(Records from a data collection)
= = = = = = =
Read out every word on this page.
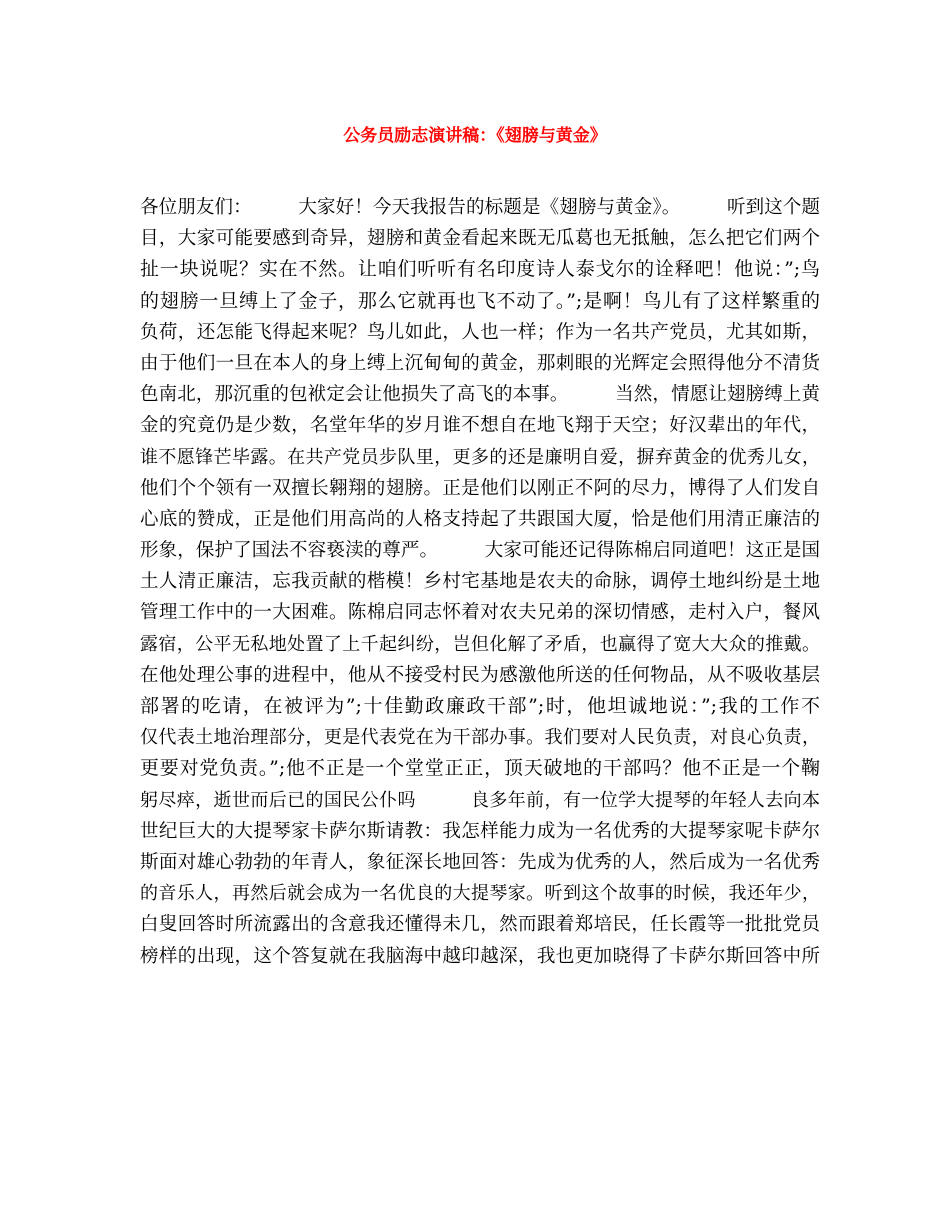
公务员励志演讲稿：《翅膀与黄金》
各位朋友们：　　　大家好！今天我报告的标题是《翅膀与黄金》。　　　听到这个题
目，大家可能要感到奇异，翅膀和黄金看起来既无瓜葛也无抵触，怎么把它们两个
扯一块说呢？实在不然。让咱们听听有名印度诗人泰戈尔的诠释吧！他说：”;鸟
的翅膀一旦缚上了金子，那么它就再也飞不动了。”;是啊！鸟儿有了这样繁重的
负荷，还怎能飞得起来呢？鸟儿如此，人也一样；作为一名共产党员，尤其如斯，
由于他们一旦在本人的身上缚上沉甸甸的黄金，那刺眼的光辉定会照得他分不清货
色南北，那沉重的包袱定会让他损失了高飞的本事。　　　当然，情愿让翅膀缚上黄
金的究竟仍是少数，名堂年华的岁月谁不想自在地飞翔于天空；好汉辈出的年代，
谁不愿锋芒毕露。在共产党员步队里，更多的还是廉明自爱，摒弃黄金的优秀儿女，
他们个个领有一双擅长翱翔的翅膀。正是他们以刚正不阿的尽力，博得了人们发自
心底的赞成，正是他们用高尚的人格支持起了共跟国大厦，恰是他们用清正廉洁的
形象，保护了国法不容亵渎的尊严。　　　大家可能还记得陈棉启同道吧！这正是国
土人清正廉洁，忘我贡献的楷模！乡村宅基地是农夫的命脉，调停土地纠纷是土地
管理工作中的一大困难。陈棉启同志怀着对农夫兄弟的深切情感，走村入户，餐风
露宿，公平无私地处置了上千起纠纷，岂但化解了矛盾，也赢得了宽大大众的推戴。
在他处理公事的进程中，他从不接受村民为感激他所送的任何物品，从不吸收基层
部署的吃请，在被评为”;十佳勤政廉政干部”;时，他坦诚地说：”;我的工作不
仅代表土地治理部分，更是代表党在为干部办事。我们要对人民负责，对良心负责，
更要对党负责。”;他不正是一个堂堂正正，顶天破地的干部吗？他不正是一个鞠
躬尽瘁，逝世而后已的国民公仆吗　　　良多年前，有一位学大提琴的年轻人去向本
世纪巨大的大提琴家卡萨尔斯请教：我怎样能力成为一名优秀的大提琴家呢卡萨尔
斯面对雄心勃勃的年青人，象征深长地回答：先成为优秀的人，然后成为一名优秀
的音乐人，再然后就会成为一名优良的大提琴家。听到这个故事的时候，我还年少，
白叟回答时所流露出的含意我还懂得未几，然而跟着郑培民，任长霞等一批批党员
榜样的出现，这个答复就在我脑海中越印越深，我也更加晓得了卡萨尔斯回答中所
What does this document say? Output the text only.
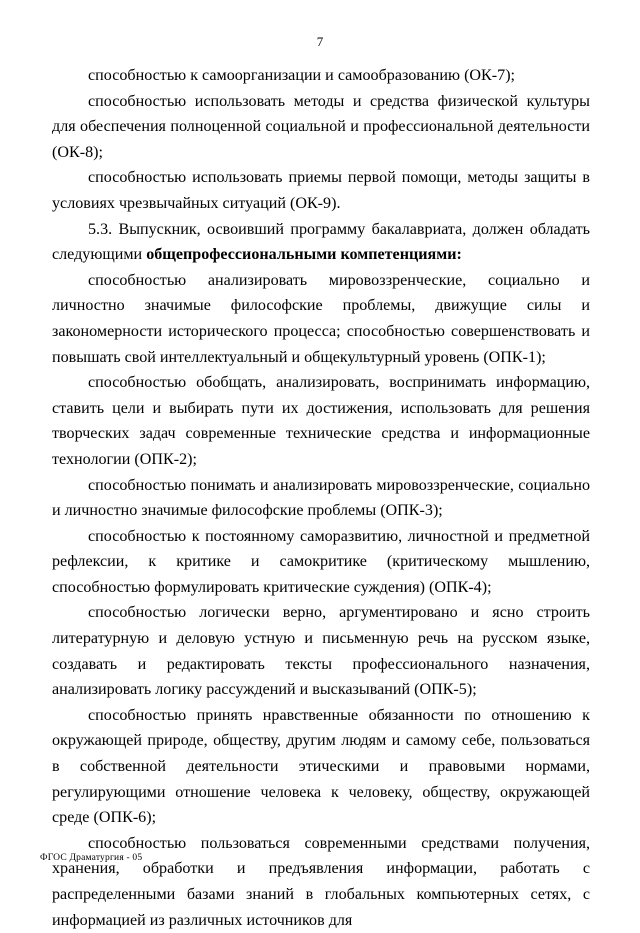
7

способностью к самоорганизации и самообразованию (ОК-7);

способностью использовать методы и средства физической культуры для обеспечения полноценной социальной и профессиональной деятельности (ОК-8);

способностью использовать приемы первой помощи, методы защиты в условиях чрезвычайных ситуаций (ОК-9).

5.3. Выпускник, освоивший программу бакалавриата, должен обладать следующими общепрофессиональными компетенциями:

способностью анализировать мировоззренческие, социально и личностно значимые философские проблемы, движущие силы и закономерности исторического процесса; способностью совершенствовать и повышать свой интеллектуальный и общекультурный уровень (ОПК-1);

способностью обобщать, анализировать, воспринимать информацию, ставить цели и выбирать пути их достижения, использовать для решения творческих задач современные технические средства и информационные технологии (ОПК-2);

способностью понимать и анализировать мировоззренческие, социально и личностно значимые философские проблемы (ОПК-3);

способностью к постоянному саморазвитию, личностной и предметной рефлексии, к критике и самокритике (критическому мышлению, способностью формулировать критические суждения) (ОПК-4);

способностью логически верно, аргументировано и ясно строить литературную и деловую устную и письменную речь на русском языке, создавать и редактировать тексты профессионального назначения, анализировать логику рассуждений и высказываний (ОПК-5);

способностью принять нравственные обязанности по отношению к окружающей природе, обществу, другим людям и самому себе, пользоваться в собственной деятельности этическими и правовыми нормами, регулирующими отношение человека к человеку, обществу, окружающей среде (ОПК-6);

способностью пользоваться современными средствами получения, хранения, обработки и предъявления информации, работать с распределенными базами знаний в глобальных компьютерных сетях, с информацией из различных источников для

ФГОС Драматургия - 05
= = = = = = =
■ **What to work on**
Reproduce the entries above without change, omitting all pictures.

■ **The response**
Read out every word on this page.
公务员励志演讲稿：《翅膀与黄金》
各位朋友们：　　　大家好！今天我报告的标题是《翅膀与黄金》。　　　听到这个题
目，大家可能要感到奇异，翅膀和黄金看起来既无瓜葛也无抵触，怎么把它们两个
扯一块说呢？实在不然。让咱们听听有名印度诗人泰戈尔的诠释吧！他说：”;鸟
的翅膀一旦缚上了金子，那么它就再也飞不动了。”;是啊！鸟儿有了这样繁重的
负荷，还怎能飞得起来呢？鸟儿如此，人也一样；作为一名共产党员，尤其如斯，
由于他们一旦在本人的身上缚上沉甸甸的黄金，那刺眼的光辉定会照得他分不清货
色南北，那沉重的包袱定会让他损失了高飞的本事。　　　当然，情愿让翅膀缚上黄
金的究竟仍是少数，名堂年华的岁月谁不想自在地飞翔于天空；好汉辈出的年代，
谁不愿锋芒毕露。在共产党员步队里，更多的还是廉明自爱，摒弃黄金的优秀儿女，
他们个个领有一双擅长翱翔的翅膀。正是他们以刚正不阿的尽力，博得了人们发自
心底的赞成，正是他们用高尚的人格支持起了共跟国大厦，恰是他们用清正廉洁的
形象，保护了国法不容亵渎的尊严。　　　大家可能还记得陈棉启同道吧！这正是国
土人清正廉洁，忘我贡献的楷模！乡村宅基地是农夫的命脉，调停土地纠纷是土地
管理工作中的一大困难。陈棉启同志怀着对农夫兄弟的深切情感，走村入户，餐风
露宿，公平无私地处置了上千起纠纷，岂但化解了矛盾，也赢得了宽大大众的推戴。
在他处理公事的进程中，他从不接受村民为感激他所送的任何物品，从不吸收基层
部署的吃请，在被评为”;十佳勤政廉政干部”;时，他坦诚地说：”;我的工作不
仅代表土地治理部分，更是代表党在为干部办事。我们要对人民负责，对良心负责，
更要对党负责。”;他不正是一个堂堂正正，顶天破地的干部吗？他不正是一个鞠
躬尽瘁，逝世而后已的国民公仆吗　　　良多年前，有一位学大提琴的年轻人去向本
世纪巨大的大提琴家卡萨尔斯请教：我怎样能力成为一名优秀的大提琴家呢卡萨尔
斯面对雄心勃勃的年青人，象征深长地回答：先成为优秀的人，然后成为一名优秀
的音乐人，再然后就会成为一名优良的大提琴家。听到这个故事的时候，我还年少，
白叟回答时所流露出的含意我还懂得未几，然而跟着郑培民，任长霞等一批批党员
榜样的出现，这个答复就在我脑海中越印越深，我也更加晓得了卡萨尔斯回答中所
What does this document say? Output the text only.
7

способностью к самоорганизации и самообразованию (ОК-7);

способностью использовать методы и средства физической культуры для обеспечения полноценной социальной и профессиональной деятельности (ОК-8);

способностью использовать приемы первой помощи, методы защиты в условиях чрезвычайных ситуаций (ОК-9).

5.3. Выпускник, освоивший программу бакалавриата, должен обладать следующими общепрофессиональными компетенциями:

способностью анализировать мировоззренческие, социально и личностно значимые философские проблемы, движущие силы и закономерности исторического процесса; способностью совершенствовать и повышать свой интеллектуальный и общекультурный уровень (ОПК-1);

способностью обобщать, анализировать, воспринимать информацию, ставить цели и выбирать пути их достижения, использовать для решения творческих задач современные технические средства и информационные технологии (ОПК-2);

способностью понимать и анализировать мировоззренческие, социально и личностно значимые философские проблемы (ОПК-3);

способностью к постоянному саморазвитию, личностной и предметной рефлексии, к критике и самокритике (критическому мышлению, способностью формулировать критические суждения) (ОПК-4);

способностью логически верно, аргументировано и ясно строить литературную и деловую устную и письменную речь на русском языке, создавать и редактировать тексты профессионального назначения, анализировать логику рассуждений и высказываний (ОПК-5);

способностью принять нравственные обязанности по отношению к окружающей природе, обществу, другим людям и самому себе, пользоваться в собственной деятельности этическими и правовыми нормами, регулирующими отношение человека к человеку, обществу, окружающей среде (ОПК-6);

способностью пользоваться современными средствами получения, хранения, обработки и предъявления информации, работать с распределенными базами знаний в глобальных компьютерных сетях, с информацией из различных источников для

ФГОС Драматургия - 05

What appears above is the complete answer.